● **Exercise prompt**
Isolate every line in the data with the string "向平衡体系中加入水" and copy it.

● **Dataset**
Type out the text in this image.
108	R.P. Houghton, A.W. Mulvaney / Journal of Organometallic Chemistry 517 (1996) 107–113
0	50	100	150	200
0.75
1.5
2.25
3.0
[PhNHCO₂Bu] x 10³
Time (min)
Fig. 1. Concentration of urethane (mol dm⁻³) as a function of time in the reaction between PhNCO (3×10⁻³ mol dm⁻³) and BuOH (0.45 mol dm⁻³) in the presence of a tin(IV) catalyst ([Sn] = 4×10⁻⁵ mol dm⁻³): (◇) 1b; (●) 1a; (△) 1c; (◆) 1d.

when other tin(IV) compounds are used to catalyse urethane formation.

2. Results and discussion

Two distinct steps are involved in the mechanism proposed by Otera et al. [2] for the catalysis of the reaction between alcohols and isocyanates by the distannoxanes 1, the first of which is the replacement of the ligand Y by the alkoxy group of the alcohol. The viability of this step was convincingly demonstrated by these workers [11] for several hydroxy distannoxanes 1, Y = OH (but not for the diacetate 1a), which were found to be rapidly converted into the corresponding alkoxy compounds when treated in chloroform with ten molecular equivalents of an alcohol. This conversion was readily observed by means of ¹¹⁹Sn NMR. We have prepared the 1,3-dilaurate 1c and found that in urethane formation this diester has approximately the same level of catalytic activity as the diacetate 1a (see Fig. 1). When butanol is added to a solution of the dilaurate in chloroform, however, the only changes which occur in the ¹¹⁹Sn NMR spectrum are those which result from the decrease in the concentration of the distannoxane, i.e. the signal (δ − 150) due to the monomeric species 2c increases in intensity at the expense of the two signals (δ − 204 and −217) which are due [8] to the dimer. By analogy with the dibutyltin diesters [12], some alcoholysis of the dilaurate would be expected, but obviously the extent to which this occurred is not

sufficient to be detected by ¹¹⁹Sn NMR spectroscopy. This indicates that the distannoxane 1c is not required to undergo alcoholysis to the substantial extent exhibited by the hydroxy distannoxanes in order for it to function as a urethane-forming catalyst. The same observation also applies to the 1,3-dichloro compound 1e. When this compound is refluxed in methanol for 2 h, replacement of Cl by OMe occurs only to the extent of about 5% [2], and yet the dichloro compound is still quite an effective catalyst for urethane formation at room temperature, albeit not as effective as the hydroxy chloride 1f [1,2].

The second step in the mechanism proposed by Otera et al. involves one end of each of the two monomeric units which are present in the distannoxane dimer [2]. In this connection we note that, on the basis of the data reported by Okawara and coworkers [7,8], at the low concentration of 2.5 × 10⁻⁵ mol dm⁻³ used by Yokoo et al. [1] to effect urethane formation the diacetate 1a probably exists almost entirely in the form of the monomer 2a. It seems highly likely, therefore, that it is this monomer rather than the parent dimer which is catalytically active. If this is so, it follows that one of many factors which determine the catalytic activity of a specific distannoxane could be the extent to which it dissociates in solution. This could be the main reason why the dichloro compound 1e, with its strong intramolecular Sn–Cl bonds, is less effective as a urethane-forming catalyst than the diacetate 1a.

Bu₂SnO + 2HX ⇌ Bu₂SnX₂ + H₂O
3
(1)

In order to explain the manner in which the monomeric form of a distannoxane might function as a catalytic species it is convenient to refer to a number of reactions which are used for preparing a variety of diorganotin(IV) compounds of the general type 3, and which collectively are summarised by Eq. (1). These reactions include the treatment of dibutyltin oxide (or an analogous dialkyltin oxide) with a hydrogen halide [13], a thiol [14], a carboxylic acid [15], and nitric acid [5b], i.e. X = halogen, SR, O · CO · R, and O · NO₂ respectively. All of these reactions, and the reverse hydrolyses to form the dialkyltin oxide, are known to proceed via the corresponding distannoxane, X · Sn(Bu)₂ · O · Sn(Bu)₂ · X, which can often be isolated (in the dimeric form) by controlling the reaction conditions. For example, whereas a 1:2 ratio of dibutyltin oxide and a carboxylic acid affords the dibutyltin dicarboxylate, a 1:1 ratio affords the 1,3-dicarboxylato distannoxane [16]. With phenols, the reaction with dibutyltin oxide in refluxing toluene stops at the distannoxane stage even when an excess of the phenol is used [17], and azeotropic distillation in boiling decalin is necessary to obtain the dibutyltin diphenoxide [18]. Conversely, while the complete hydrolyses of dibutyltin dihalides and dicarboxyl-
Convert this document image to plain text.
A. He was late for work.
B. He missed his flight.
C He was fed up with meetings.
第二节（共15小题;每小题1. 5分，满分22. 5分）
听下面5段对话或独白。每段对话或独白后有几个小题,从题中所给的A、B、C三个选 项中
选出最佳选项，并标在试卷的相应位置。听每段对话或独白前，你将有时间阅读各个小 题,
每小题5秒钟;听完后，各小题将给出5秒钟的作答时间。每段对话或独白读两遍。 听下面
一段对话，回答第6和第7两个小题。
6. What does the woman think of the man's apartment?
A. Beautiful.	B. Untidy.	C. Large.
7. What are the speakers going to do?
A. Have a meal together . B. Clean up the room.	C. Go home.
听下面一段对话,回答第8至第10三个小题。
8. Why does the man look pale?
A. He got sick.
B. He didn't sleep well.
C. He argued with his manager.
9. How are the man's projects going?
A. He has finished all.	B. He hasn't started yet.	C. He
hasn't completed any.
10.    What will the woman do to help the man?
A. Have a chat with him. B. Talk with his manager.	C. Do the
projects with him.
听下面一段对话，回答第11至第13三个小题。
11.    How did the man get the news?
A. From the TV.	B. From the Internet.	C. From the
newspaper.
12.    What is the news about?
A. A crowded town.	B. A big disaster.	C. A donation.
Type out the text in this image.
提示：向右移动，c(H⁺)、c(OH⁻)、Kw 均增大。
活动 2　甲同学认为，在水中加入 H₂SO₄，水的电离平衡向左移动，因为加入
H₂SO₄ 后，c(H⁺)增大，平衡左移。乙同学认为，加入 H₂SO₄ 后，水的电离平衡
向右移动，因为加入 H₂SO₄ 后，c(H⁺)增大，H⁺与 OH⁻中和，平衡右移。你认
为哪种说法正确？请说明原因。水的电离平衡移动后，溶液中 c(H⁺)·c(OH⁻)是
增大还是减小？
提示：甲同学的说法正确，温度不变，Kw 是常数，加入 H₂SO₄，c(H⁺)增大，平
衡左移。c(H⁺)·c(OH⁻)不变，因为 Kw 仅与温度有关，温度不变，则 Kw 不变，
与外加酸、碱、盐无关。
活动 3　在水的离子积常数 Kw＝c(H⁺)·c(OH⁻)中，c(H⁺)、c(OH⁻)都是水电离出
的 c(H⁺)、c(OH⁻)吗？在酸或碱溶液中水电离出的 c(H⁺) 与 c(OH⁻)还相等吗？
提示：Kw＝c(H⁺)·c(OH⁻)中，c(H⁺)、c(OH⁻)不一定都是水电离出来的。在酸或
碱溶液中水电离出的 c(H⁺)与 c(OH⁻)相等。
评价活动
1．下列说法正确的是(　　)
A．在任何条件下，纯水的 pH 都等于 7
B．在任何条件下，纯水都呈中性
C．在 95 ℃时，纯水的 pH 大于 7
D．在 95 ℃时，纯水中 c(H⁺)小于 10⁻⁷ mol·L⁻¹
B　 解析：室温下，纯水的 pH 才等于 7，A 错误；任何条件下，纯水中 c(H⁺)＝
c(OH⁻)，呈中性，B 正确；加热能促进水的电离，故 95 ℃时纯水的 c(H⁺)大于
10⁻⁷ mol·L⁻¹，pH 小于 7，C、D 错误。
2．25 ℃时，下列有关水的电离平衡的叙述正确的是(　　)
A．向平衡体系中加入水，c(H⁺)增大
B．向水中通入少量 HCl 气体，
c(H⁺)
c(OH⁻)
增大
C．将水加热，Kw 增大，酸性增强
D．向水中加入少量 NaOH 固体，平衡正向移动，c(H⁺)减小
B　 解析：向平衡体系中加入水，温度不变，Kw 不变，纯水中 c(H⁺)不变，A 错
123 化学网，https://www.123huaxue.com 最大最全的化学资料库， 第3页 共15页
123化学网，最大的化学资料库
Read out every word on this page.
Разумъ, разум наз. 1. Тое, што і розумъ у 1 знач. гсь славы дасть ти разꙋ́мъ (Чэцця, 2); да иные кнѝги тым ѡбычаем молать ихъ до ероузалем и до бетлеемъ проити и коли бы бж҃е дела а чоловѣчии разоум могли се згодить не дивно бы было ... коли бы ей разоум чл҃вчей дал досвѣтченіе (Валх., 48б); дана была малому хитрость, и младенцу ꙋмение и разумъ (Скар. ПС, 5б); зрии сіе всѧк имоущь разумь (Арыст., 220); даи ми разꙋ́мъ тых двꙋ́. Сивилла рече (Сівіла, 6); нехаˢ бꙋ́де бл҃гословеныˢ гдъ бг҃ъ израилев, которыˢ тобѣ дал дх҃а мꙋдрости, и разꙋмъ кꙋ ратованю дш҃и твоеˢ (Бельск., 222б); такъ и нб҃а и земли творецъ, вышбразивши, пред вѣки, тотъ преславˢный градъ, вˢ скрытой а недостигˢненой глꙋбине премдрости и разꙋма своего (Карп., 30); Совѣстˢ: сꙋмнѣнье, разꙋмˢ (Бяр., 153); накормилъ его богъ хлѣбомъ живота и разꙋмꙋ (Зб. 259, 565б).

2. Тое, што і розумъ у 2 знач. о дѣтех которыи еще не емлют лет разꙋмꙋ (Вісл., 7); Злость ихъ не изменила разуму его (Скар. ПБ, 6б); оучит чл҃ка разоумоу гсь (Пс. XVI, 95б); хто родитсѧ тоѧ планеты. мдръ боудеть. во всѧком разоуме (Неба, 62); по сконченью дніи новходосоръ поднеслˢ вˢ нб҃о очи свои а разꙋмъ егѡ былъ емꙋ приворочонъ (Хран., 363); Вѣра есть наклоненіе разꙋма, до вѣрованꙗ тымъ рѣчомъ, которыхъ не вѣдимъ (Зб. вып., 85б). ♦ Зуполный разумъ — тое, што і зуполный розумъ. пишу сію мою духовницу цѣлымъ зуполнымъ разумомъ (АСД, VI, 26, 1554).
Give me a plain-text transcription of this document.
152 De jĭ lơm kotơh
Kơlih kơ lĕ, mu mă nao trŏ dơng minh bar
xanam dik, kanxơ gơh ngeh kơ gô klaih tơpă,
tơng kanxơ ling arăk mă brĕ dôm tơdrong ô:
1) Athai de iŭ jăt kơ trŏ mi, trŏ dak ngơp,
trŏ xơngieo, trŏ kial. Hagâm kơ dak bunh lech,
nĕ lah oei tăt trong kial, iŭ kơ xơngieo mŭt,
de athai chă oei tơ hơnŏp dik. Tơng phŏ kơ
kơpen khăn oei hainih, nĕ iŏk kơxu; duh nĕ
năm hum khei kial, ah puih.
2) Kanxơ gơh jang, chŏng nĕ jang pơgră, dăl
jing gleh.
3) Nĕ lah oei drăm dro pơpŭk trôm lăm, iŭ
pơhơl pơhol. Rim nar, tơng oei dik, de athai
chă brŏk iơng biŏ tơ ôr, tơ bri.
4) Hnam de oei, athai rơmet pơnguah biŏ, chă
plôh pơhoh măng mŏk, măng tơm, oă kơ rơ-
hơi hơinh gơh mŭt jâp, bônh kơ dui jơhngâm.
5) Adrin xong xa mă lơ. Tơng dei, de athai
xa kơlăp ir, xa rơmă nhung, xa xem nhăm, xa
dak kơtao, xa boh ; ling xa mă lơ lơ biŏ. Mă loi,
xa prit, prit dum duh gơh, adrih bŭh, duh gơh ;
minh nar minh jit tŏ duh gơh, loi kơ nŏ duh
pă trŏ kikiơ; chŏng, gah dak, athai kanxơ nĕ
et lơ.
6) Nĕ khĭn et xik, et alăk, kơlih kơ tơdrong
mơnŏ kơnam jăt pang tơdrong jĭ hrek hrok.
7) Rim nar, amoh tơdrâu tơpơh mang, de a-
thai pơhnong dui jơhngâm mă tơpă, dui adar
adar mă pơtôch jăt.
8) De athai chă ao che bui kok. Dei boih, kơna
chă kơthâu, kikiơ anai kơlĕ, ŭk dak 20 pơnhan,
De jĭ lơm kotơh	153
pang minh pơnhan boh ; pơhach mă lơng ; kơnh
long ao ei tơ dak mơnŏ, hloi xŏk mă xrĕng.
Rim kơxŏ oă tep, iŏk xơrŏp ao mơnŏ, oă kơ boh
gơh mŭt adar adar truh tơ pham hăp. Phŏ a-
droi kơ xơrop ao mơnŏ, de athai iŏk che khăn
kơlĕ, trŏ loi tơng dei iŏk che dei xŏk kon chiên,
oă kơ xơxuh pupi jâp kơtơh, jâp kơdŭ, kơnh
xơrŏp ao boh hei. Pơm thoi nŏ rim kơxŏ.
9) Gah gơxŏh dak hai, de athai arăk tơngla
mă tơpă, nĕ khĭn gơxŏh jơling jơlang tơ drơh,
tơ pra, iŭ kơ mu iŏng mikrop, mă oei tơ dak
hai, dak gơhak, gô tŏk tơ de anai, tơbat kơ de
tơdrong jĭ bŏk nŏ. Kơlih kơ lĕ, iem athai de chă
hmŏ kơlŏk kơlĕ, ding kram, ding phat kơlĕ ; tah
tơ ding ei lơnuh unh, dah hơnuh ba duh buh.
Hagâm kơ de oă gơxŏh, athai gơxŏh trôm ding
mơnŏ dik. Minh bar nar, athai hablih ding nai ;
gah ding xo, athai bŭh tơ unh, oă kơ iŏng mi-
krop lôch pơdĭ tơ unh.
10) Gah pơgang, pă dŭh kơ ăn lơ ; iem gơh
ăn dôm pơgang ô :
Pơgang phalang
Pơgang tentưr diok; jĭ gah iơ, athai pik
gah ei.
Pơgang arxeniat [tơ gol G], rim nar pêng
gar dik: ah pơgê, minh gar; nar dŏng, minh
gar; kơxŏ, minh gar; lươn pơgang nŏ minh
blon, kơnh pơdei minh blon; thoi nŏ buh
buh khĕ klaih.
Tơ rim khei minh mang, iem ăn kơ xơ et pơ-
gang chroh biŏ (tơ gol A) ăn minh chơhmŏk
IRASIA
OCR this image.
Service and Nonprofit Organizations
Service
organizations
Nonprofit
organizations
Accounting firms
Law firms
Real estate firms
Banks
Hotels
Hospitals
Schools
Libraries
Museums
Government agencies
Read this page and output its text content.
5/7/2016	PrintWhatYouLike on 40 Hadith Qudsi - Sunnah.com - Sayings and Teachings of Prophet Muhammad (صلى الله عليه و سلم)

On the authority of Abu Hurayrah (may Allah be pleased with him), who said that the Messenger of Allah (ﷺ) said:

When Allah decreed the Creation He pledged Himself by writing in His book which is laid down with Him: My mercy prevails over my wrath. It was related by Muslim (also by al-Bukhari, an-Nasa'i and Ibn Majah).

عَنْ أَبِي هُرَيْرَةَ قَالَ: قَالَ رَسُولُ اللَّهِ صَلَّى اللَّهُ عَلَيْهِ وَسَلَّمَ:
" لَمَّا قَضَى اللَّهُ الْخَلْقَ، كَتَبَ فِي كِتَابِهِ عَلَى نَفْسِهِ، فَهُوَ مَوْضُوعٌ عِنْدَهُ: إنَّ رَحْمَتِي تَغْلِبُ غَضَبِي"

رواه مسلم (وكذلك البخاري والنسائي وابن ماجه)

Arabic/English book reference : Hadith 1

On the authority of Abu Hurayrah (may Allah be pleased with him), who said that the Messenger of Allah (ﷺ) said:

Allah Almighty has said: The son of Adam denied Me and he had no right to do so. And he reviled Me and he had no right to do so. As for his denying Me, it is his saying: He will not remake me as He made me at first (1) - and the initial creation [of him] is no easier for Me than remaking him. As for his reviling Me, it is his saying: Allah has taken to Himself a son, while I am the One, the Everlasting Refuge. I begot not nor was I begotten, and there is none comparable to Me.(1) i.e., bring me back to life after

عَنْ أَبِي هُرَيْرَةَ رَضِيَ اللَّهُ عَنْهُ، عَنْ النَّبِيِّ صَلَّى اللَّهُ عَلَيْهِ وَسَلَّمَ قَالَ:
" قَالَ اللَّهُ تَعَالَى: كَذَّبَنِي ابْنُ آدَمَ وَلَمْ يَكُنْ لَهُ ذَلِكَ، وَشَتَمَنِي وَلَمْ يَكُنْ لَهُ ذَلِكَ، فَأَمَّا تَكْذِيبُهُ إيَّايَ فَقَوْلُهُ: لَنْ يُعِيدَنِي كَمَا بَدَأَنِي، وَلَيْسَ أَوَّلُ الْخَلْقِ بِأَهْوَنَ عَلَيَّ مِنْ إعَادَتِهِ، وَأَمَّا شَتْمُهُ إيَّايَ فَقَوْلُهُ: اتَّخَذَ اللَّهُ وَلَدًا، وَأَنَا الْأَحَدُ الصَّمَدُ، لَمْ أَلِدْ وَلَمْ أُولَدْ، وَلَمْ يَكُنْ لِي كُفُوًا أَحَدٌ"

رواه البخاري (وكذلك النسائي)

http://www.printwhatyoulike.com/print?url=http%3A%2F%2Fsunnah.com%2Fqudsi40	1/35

● **Task answer**
A．向平衡体系中加入水，c(H⁺)增大
B　 解析：向平衡体系中加入水，温度不变，Kw 不变，纯水中 c(H⁺)不变，A 错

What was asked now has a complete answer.